* _PROMPT_: Find the string "配置文件" in the data, then copy every line where it is found.

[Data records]
----------------

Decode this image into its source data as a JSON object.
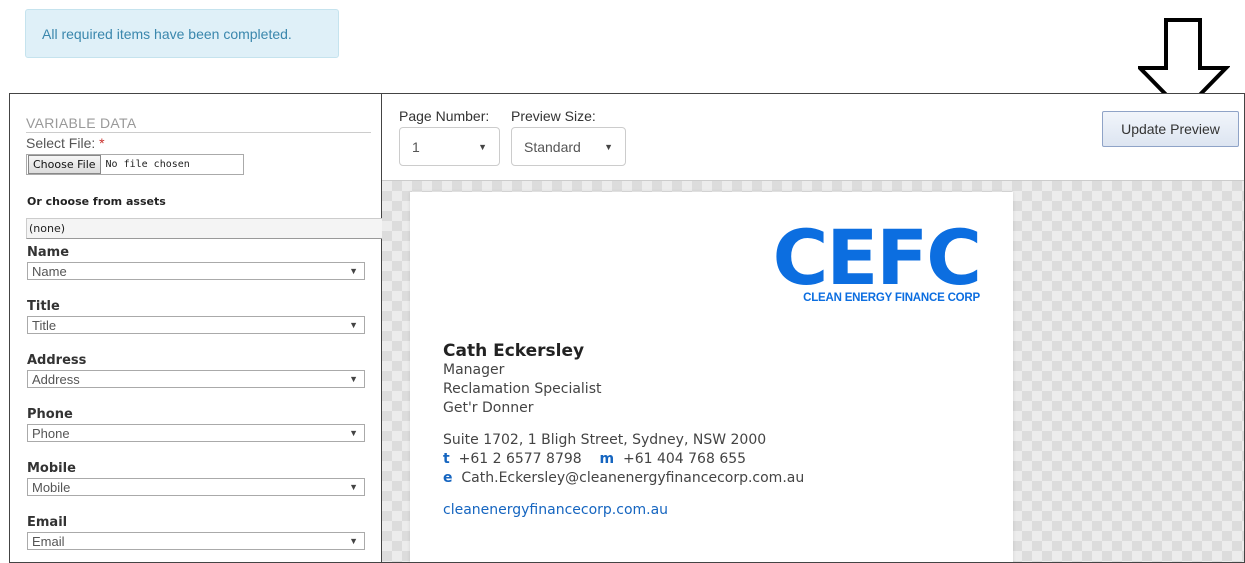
{
  "alert": {
    "message": "All required items have been completed."
  },
  "variable_data": {
    "section_title": "VARIABLE DATA",
    "select_file_label": "Select File:",
    "required_marker": "*",
    "choose_file_button": "Choose File",
    "file_status": "No file chosen",
    "assets_label": "Or choose from assets",
    "assets_selected": "(none)",
    "fields": [
      {
        "label": "Name",
        "value": "Name"
      },
      {
        "label": "Title",
        "value": "Title"
      },
      {
        "label": "Address",
        "value": "Address"
      },
      {
        "label": "Phone",
        "value": "Phone"
      },
      {
        "label": "Mobile",
        "value": "Mobile"
      },
      {
        "label": "Email",
        "value": "Email"
      }
    ]
  },
  "toolbar": {
    "page_number_label": "Page Number:",
    "page_number_value": "1",
    "preview_size_label": "Preview Size:",
    "preview_size_value": "Standard",
    "update_button": "Update Preview"
  },
  "card": {
    "logo_text": "CEFC",
    "logo_subtitle": "CLEAN ENERGY FINANCE CORP",
    "name": "Cath Eckersley",
    "title_lines": [
      "Manager",
      "Reclamation Specialist",
      "Get'r Donner"
    ],
    "address": "Suite 1702, 1 Bligh Street, Sydney, NSW 2000",
    "phone_label": "t",
    "phone": "+61 2 6577 8798",
    "mobile_label": "m",
    "mobile": "+61 404 768 655",
    "email_label": "e",
    "email": "Cath.Eckersley@cleanenergyfinancecorp.com.au",
    "website": "cleanenergyfinancecorp.com.au"
  },
  "colors": {
    "brand": "#0c6ee0",
    "alert_bg": "#dff0f8",
    "alert_text": "#3a87ad"
  }
}
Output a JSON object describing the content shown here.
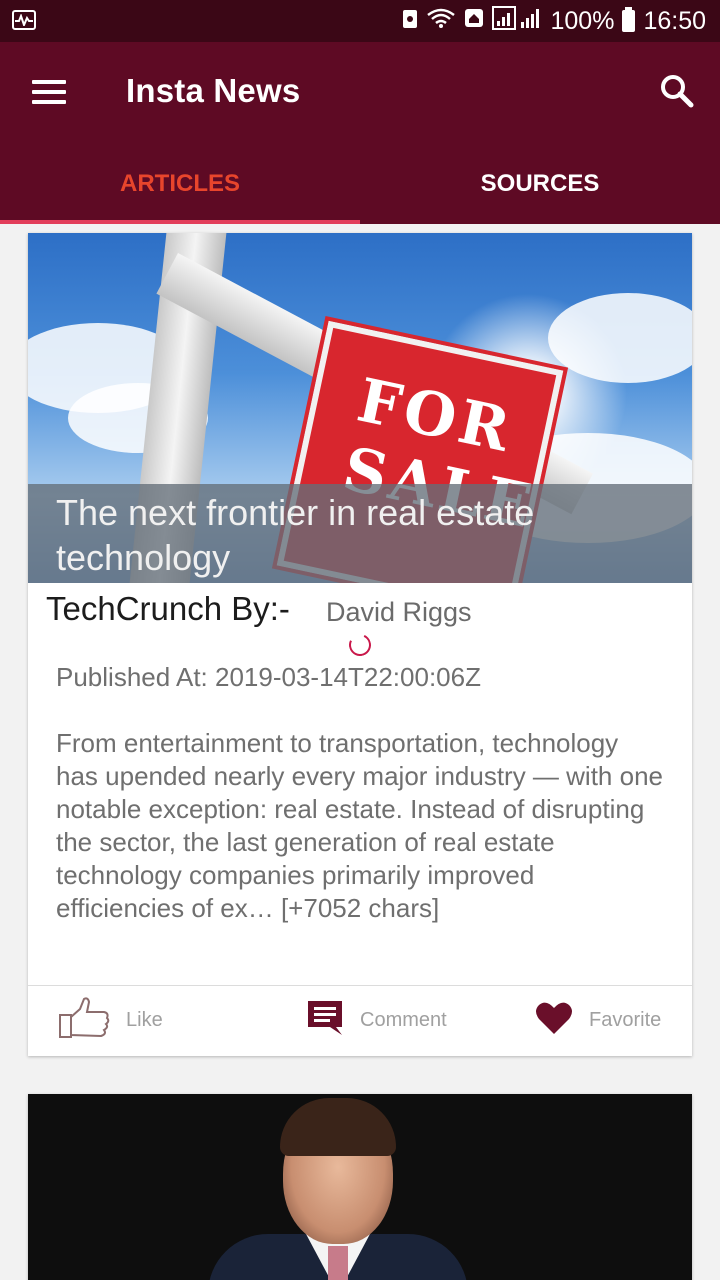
{
  "status_bar": {
    "battery": "100%",
    "time": "16:50"
  },
  "app_bar": {
    "title": "Insta News"
  },
  "tabs": [
    {
      "label": "ARTICLES",
      "selected": true
    },
    {
      "label": "SOURCES",
      "selected": false
    }
  ],
  "articles": [
    {
      "title": "The next frontier in real estate technology",
      "source_line": "TechCrunch By:-",
      "author": "David Riggs",
      "published": "Published At: 2019-03-14T22:00:06Z",
      "description": "From entertainment to transportation, technology has upended nearly every major industry — with one notable exception: real estate. Instead of disrupting the sector, the last generation of real estate technology companies primarily improved efficiencies of ex… [+7052 chars]",
      "image_text": "FOR SALE",
      "actions": {
        "like": "Like",
        "comment": "Comment",
        "favorite": "Favorite"
      }
    }
  ],
  "colors": {
    "status_bar": "#3b0716",
    "app_bar": "#5e0a24",
    "tab_selected": "#e8452c",
    "tab_indicator": "#e23d5a",
    "icon_accent": "#6a0f2a"
  }
}
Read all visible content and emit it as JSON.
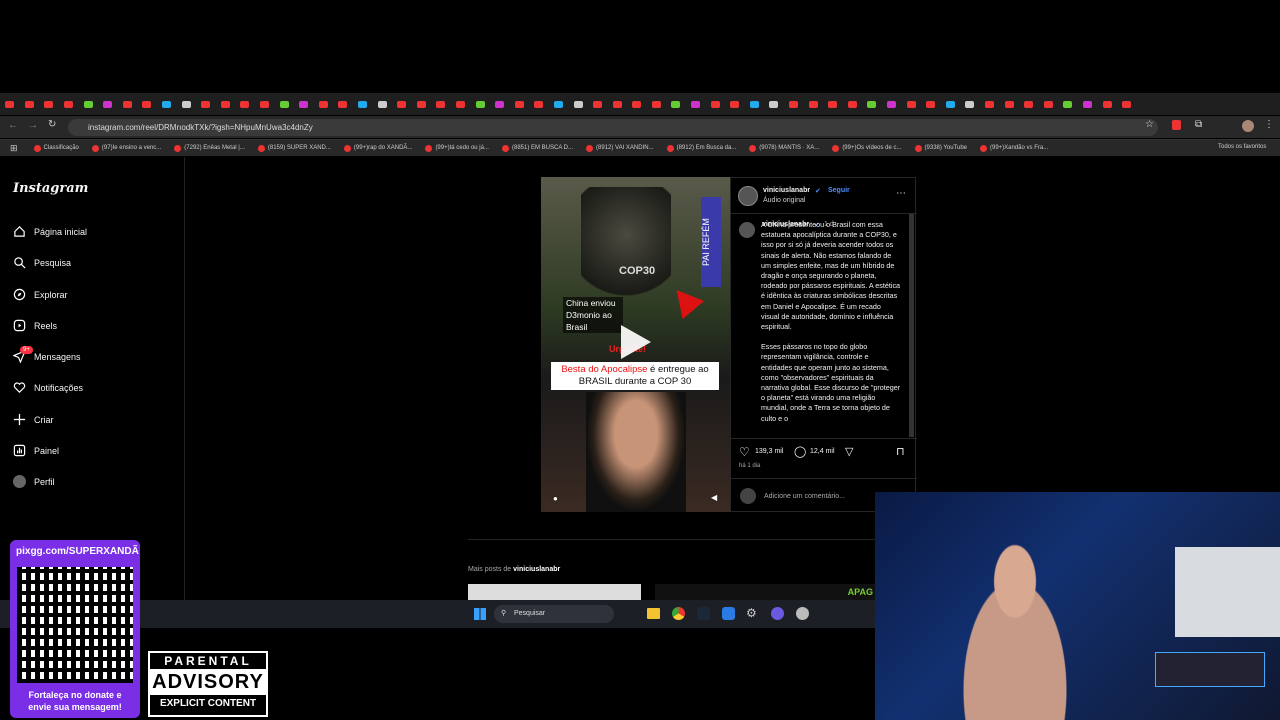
{
  "browser": {
    "url": "instagram.com/reel/DRMrıodkTXk/?igsh=NHpuMnUwa3c4dnZy",
    "bookmarks": [
      "Classificação",
      "(97)Ie ensino a venc...",
      "(7292) Eněas Metal |...",
      "(8159) SUPER XAND...",
      "(99+)rap do XANDÃ...",
      "(99+)tá cedo ou já...",
      "(8851) EM BUSCA D...",
      "(8912) VAI XANDIN...",
      "(8912) Em Busca da...",
      "(9078) MANTIS · XA...",
      "(99+)Os vídeos de c...",
      "(9338) YouTube",
      "(99+)Xandão vs Fra..."
    ],
    "all_bookmarks": "Todos os favoritos"
  },
  "sidebar": {
    "logo": "Instagram",
    "items": [
      "Página inicial",
      "Pesquisa",
      "Explorar",
      "Reels",
      "Mensagens",
      "Notificações",
      "Criar",
      "Painel",
      "Perfil"
    ],
    "messages_badge": "9+"
  },
  "video": {
    "cop": "COP30",
    "overlay": "China enviou D3monio ao Brasil",
    "alert": "Urgente!",
    "headline_red": "Besta do Apocalipse",
    "headline_rest": " é entregue ao BRASIL durante a COP 30",
    "banner": "PAI REFÉM"
  },
  "post": {
    "user": "viniciuslanabr",
    "follow": "Seguir",
    "audio": "Áudio original",
    "age": "1 d",
    "caption1": "A China presenteou o Brasil com essa estatueta apocalíptica durante a COP30, e isso por si só já deveria acender todos os sinais de alerta. Não estamos falando de um simples enfeite, mas de um híbrido de dragão e onça segurando o planeta, rodeado por pássaros espirituais. A estética é idêntica às criaturas simbólicas descritas em Daniel e Apocalipse. É um recado visual de autoridade, domínio e influência espiritual.",
    "caption2": "Esses pássaros no topo do globo representam vigilância, controle e entidades que operam junto ao sistema, como \"observadores\" espirituais da narrativa global. Esse discurso de \"proteger o planeta\" está virando uma religião mundial, onde a Terra se torna objeto de culto e o",
    "likes": "139,3 mil",
    "comments": "12,4 mil",
    "time": "há 1 dia",
    "comment_placeholder": "Adicione um comentário..."
  },
  "more": {
    "label": "Mais posts de ",
    "user": "viniciuslanabr",
    "thumb": "APAG"
  },
  "taskbar": {
    "search": "Pesquisar"
  },
  "overlay": {
    "pix": "pixgg.com/SUPERXANDÃ",
    "donate": "Fortaleça no donate e envie sua mensagem!",
    "pa1": "PARENTAL",
    "pa2": "ADVISORY",
    "pa3": "EXPLICIT CONTENT"
  }
}
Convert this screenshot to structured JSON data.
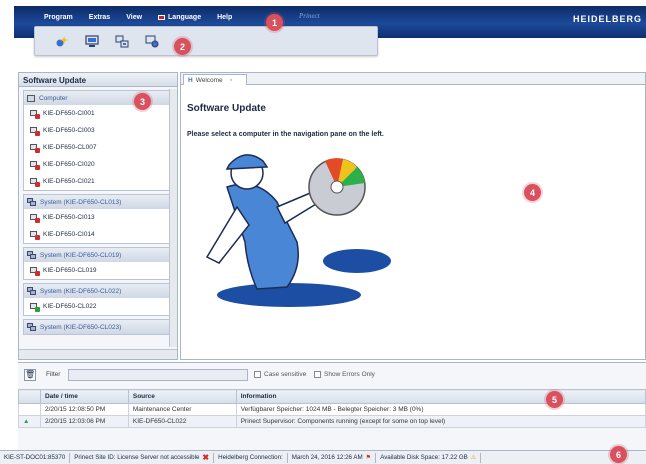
{
  "menu": {
    "items": [
      "Program",
      "Extras",
      "View",
      "Language",
      "Help"
    ],
    "prinect_logo": "Prinect",
    "brand": "HEIDELBERG"
  },
  "toolbar": {
    "buttons": [
      "update-wizard-icon",
      "monitor-icon",
      "network-computer-icon",
      "computer-settings-icon"
    ]
  },
  "left_panel": {
    "title": "Software Update",
    "groups": [
      {
        "label": "Computer",
        "icon": "computer-icon",
        "items": [
          "KIE-DF650-CI001",
          "KIE-DF650-CI003",
          "KIE-DF650-CL007",
          "KIE-DF650-CI020",
          "KIE-DF650-CI021"
        ]
      },
      {
        "label": "System (KIE-DF650-CL013)",
        "icon": "system-icon",
        "items": [
          "KIE-DF650-CI013",
          "KIE-DF650-CI014"
        ]
      },
      {
        "label": "System (KIE-DF650-CL019)",
        "icon": "system-icon",
        "items": [
          "KIE-DF650-CL019"
        ]
      },
      {
        "label": "System (KIE-DF650-CL022)",
        "icon": "system-icon",
        "items": [
          "KIE-DF650-CL022"
        ]
      },
      {
        "label": "System (KIE-DF650-CL023)",
        "icon": "system-icon",
        "items": []
      }
    ]
  },
  "main": {
    "tab_label": "Welcome",
    "title": "Software Update",
    "message": "Please select a computer in the navigation pane on the left."
  },
  "log": {
    "filter_label": "Filter",
    "filter_placeholder": "",
    "case_sensitive_label": "Case sensitive",
    "show_errors_label": "Show Errors Only",
    "columns": [
      "Date / time",
      "Source",
      "Information"
    ],
    "rows": [
      {
        "datetime": "2/20/15 12:08:50 PM",
        "source": "Maintenance Center",
        "info": "Verfügbarer Speicher: 1024 MB - Belegter Speicher: 3 MB (0%)"
      },
      {
        "datetime": "2/20/15 12:03:06 PM",
        "source": "KIE-DF650-CL022",
        "info": "Prinect Supervisor: Components running (except for some on top level)"
      }
    ]
  },
  "status": {
    "host": "KIE-ST-DOC01:85370",
    "license": "Prinect Site ID: License Server not accessible",
    "connection": "Heidelberg Connection:",
    "datetime": "March 24, 2016 12:26 AM",
    "disk": "Available Disk Space: 17.22 GB"
  },
  "callouts": [
    "1",
    "2",
    "3",
    "4",
    "5",
    "6"
  ]
}
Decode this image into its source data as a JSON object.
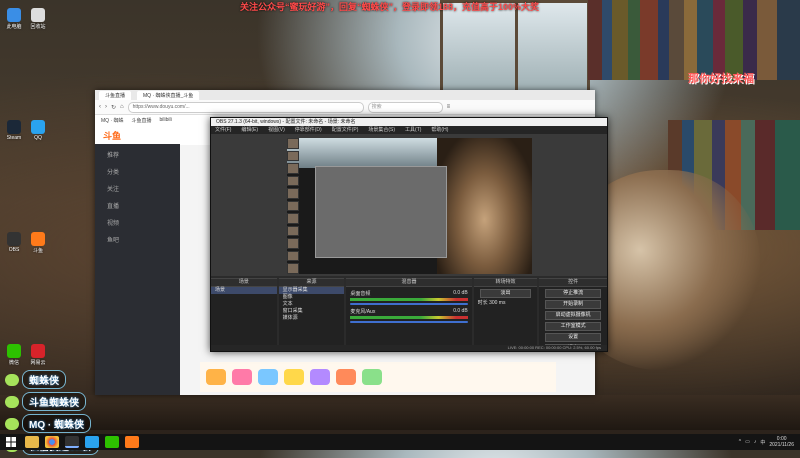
{
  "overlay": {
    "promo_banner": "关注公众号“蜜玩好游”，回复“蜘蛛侠”，登录即领188，充值高于100%大奖",
    "corner_watermark": "那你好找来福",
    "chat_lines": [
      {
        "text": "蜘蛛侠",
        "icon": "wechat-icon"
      },
      {
        "text": "斗鱼蜘蛛侠",
        "icon": "chat-bubble-icon"
      },
      {
        "text": "MQ · 蜘蛛侠",
        "icon": "chat-bubble-icon"
      },
      {
        "text": "私信我进VX群",
        "icon": "chat-bubble-icon"
      }
    ]
  },
  "desktop": {
    "icons": [
      {
        "label": "此电脑",
        "color": "#3a8ee6"
      },
      {
        "label": "回收站",
        "color": "#dddddd"
      },
      {
        "label": "Steam",
        "color": "#1b2838"
      },
      {
        "label": "QQ",
        "color": "#2aa3ef"
      },
      {
        "label": "OBS",
        "color": "#333333"
      },
      {
        "label": "斗鱼",
        "color": "#ff7a1a"
      },
      {
        "label": "微信",
        "color": "#2dc100"
      },
      {
        "label": "网易云",
        "color": "#d8232a"
      }
    ]
  },
  "browser": {
    "tabs": [
      "斗鱼直播",
      "MQ · 蜘蛛侠直播_斗鱼"
    ],
    "url": "https://www.douyu.com/...",
    "search_placeholder": "搜索",
    "bookmarks": [
      "MQ · 蜘蛛",
      "斗鱼直播",
      "bilibili"
    ],
    "site_logo": "斗鱼",
    "sidebar_items": [
      "推荐",
      "分类",
      "关注",
      "直播",
      "视频",
      "鱼吧"
    ]
  },
  "obs": {
    "title": "OBS 27.1.3 (64-bit, windows) - 配置文件: 未命名 - 场景: 未命名",
    "menu": [
      "文件(F)",
      "编辑(E)",
      "视图(V)",
      "停靠部件(D)",
      "配置文件(P)",
      "场景集合(S)",
      "工具(T)",
      "帮助(H)"
    ],
    "docks": {
      "scenes": {
        "title": "场景",
        "items": [
          "场景"
        ]
      },
      "sources": {
        "title": "来源",
        "items": [
          "显示器采集",
          "图像",
          "文本",
          "窗口采集",
          "媒体源"
        ]
      },
      "mixer": {
        "title": "混音器",
        "tracks": [
          {
            "name": "桌面音频",
            "db": "0.0 dB"
          },
          {
            "name": "麦克风/Aux",
            "db": "0.0 dB"
          }
        ]
      },
      "transitions": {
        "title": "转场特效",
        "type": "淡出",
        "duration_label": "时长",
        "duration": "300 ms"
      },
      "controls": {
        "title": "控件",
        "buttons": [
          "停止推流",
          "开始录制",
          "启动虚拟摄像机",
          "工作室模式",
          "设置",
          "退出"
        ]
      }
    },
    "status": "LIVE: 00:00:00  REC: 00:00:00  CPU: 2.5%, 60.00 fps"
  },
  "taskbar": {
    "apps": [
      "文件资源管理器",
      "谷歌浏览器",
      "OBS",
      "QQ",
      "微信",
      "斗鱼"
    ],
    "time": "0:00",
    "date": "2021/11/26"
  }
}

----------------

* _THE RESPONSE_:
    "title": "OBS 27.1.3 (64-bit, windows) - 配置文件: 未命名 - 场景: 未命名",
      "配置文件(P)",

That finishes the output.